## ACTIONS TO TAKE
1. Reproduce from the proxy migration guide, word for word, the passage from "Session strategy by" up to and including "offers rotating residential.".
2. Answer these questions using the proxy migration guide:
(a) What type of proxies does it recommend for scraping and data collection?
(b) Which two providers does it name as having an explicit static ISP product?
(c) Which check does it say to run for every new region added?
3. Continue the proxy migration guide, starting after its final line.

## PAGE EXCERPT
'''

Confirm the returned country/org fields match expectations before scaling.
Session strategy by workflow
Scraping / data collection: rotating residential proxies, retry + backoff logic, rotate user-agents alongside IPs. This part of your setup should port over to almost any provider with minimal change.
Account-based workflows: sticky residential or static ISP proxies. If you were relying on NetNut's static IP offerings for long-lived sessions, prioritize a provider with an explicit static ISP product (Nstproxy and Bright Data both have one) over one that only offers rotating residential.
SEO/SERP monitoring and ad verification: verify city/region targeting claims against real requests — don't trust the country dropdown in the dashboard. Run the ipinfo.io check above for every new region you add.
Mobile-first targets: if mobile trust signals mattered in your old setup, check whether the replacement offers actual carrier-assigned mobile IPs, not just "mobile user-agent" residential IPs — these are not the same thing and behave very differently against strict targets.
A note on due diligence going forward
Given what triggered this migration, it's worth asking any new provider a few direct questions before committing volume:
- How is your residential IP pool sourced — direct ISP partnerships, opt-in bandwidth-sharing apps, or something else?

'''

## STORED DATA
'''

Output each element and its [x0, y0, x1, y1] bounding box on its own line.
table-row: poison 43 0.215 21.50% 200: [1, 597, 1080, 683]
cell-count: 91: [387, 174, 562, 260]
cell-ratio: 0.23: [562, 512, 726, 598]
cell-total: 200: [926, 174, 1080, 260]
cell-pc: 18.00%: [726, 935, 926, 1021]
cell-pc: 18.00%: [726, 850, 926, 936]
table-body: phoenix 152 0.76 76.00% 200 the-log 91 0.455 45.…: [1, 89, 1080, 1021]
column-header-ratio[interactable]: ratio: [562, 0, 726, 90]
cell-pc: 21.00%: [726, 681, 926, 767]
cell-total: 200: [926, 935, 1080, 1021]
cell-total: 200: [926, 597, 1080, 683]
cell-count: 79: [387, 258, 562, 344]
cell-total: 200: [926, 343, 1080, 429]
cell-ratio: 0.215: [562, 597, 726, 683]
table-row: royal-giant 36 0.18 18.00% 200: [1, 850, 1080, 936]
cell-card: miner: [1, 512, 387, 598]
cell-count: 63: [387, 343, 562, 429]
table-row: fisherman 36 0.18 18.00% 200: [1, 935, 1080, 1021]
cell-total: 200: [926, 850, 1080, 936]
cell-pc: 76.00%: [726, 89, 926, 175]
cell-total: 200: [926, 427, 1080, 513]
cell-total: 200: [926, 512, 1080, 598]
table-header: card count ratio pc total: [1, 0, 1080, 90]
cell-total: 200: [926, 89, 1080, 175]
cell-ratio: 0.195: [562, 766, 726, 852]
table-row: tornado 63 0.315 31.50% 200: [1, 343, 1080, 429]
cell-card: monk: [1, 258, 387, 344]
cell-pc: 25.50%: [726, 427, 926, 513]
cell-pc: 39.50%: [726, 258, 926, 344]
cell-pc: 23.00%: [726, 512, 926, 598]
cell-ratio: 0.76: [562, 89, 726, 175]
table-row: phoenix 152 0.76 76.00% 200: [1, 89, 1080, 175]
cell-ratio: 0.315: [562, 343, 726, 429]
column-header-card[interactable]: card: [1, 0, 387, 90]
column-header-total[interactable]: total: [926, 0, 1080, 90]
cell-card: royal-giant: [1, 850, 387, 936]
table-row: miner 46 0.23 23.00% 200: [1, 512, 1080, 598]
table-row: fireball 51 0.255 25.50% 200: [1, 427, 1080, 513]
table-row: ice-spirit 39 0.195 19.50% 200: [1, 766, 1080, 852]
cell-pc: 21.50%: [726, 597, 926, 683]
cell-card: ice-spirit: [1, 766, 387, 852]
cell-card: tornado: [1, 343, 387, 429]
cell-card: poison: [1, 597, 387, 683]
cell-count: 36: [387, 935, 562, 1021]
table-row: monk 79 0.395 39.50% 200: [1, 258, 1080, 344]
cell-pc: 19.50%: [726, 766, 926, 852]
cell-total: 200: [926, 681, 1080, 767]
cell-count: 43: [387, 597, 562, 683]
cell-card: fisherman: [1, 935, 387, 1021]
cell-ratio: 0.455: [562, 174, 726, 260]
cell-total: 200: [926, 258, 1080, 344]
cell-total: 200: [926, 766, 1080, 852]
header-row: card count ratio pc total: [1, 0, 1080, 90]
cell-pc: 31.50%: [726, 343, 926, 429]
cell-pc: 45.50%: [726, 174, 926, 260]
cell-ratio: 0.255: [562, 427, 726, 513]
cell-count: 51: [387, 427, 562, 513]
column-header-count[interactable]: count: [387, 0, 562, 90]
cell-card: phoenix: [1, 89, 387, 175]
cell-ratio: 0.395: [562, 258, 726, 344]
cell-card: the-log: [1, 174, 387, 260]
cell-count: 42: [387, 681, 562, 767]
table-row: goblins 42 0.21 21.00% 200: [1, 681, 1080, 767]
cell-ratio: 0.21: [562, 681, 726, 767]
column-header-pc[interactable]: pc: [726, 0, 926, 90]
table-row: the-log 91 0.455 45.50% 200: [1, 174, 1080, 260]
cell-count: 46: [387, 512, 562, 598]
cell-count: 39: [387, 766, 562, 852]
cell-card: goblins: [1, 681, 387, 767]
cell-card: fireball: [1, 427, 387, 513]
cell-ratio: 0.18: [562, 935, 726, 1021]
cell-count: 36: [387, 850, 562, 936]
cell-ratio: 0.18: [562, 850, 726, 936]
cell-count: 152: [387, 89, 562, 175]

'''

## LIST OF ANSWERS
1.
Session strategy by workflow
Scraping / data collection: rotating residential proxies, retry + backoff logic, rotate user-agents alongside IPs. This part of your setup should port over to almost any provider with minimal change.
Account-based workflows: sticky residential or static ISP proxies. If you were relying on NetNut's static IP offerings for long-lived sessions, prioritize a provider with an explicit static ISP product (Nstproxy and Bright Data both have one) over one that only offers rotating residential.

2.
(a) Rotating residential proxies.
(b) Nstproxy and Bright Data.
(c) The ipinfo.io check.

3.
- Is there a public consent mechanism for devices/users contributing IPs?
- Have you been named in any security research (Krebs, GTIG, Spur, Synthient, etc.) connecting your network to botnet activity?
None of this is meant to imply every residential proxy company has the same problem NetNut did — plenty operate through legitimate opt-in panels and ISP partnerships. But "ask where the IPs come from" is now a reasonable line item in your vendor evaluation, not paranoia.
Wrap-up
If you're migrating off NetNut, treat it as an opportunity to decouple your workflows from a single proxy type rather than just swapping one vendor for a like-for-like replacement. Centralize your proxy config if you haven't, test small before scaling, and add "how do you source your IPs" to your vendor questionnaire — this month made it relevant for the whole industry, not just NetNut.